━━ DATASET ━━
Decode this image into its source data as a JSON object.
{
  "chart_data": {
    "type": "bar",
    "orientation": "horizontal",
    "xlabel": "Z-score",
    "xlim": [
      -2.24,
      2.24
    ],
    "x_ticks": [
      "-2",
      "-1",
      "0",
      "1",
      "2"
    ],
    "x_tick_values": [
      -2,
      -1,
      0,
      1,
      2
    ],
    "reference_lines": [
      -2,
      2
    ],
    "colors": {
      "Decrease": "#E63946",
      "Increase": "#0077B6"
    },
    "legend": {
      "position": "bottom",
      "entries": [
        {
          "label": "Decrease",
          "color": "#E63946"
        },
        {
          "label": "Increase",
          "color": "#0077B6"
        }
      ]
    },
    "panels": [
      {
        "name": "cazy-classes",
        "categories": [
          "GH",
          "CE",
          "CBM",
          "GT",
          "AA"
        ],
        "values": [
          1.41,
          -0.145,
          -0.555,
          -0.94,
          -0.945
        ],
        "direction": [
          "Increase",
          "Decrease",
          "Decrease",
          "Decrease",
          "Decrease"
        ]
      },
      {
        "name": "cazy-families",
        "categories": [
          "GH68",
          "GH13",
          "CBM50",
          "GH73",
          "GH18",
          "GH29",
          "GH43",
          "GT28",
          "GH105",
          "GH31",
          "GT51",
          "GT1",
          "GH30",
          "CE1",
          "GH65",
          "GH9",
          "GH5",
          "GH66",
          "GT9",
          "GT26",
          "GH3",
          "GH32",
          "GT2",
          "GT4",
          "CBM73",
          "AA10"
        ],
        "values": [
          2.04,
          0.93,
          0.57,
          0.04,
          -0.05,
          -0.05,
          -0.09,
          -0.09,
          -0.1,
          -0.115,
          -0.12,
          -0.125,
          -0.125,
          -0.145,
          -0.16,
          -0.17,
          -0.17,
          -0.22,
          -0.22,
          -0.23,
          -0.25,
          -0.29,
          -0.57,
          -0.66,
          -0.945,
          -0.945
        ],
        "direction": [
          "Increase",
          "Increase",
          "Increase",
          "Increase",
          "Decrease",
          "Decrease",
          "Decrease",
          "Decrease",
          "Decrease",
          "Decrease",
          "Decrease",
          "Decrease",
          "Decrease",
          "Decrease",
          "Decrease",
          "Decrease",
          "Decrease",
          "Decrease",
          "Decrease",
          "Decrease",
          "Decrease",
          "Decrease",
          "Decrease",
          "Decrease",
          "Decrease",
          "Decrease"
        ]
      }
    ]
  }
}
━━━
> **WHAT THE TASK ASKS**:
Identify every line holding the word "name" and copy it out.

> **RESULT FOR THIS EXERCISE**:
        "name": "cazy-classes",
        "name": "cazy-families",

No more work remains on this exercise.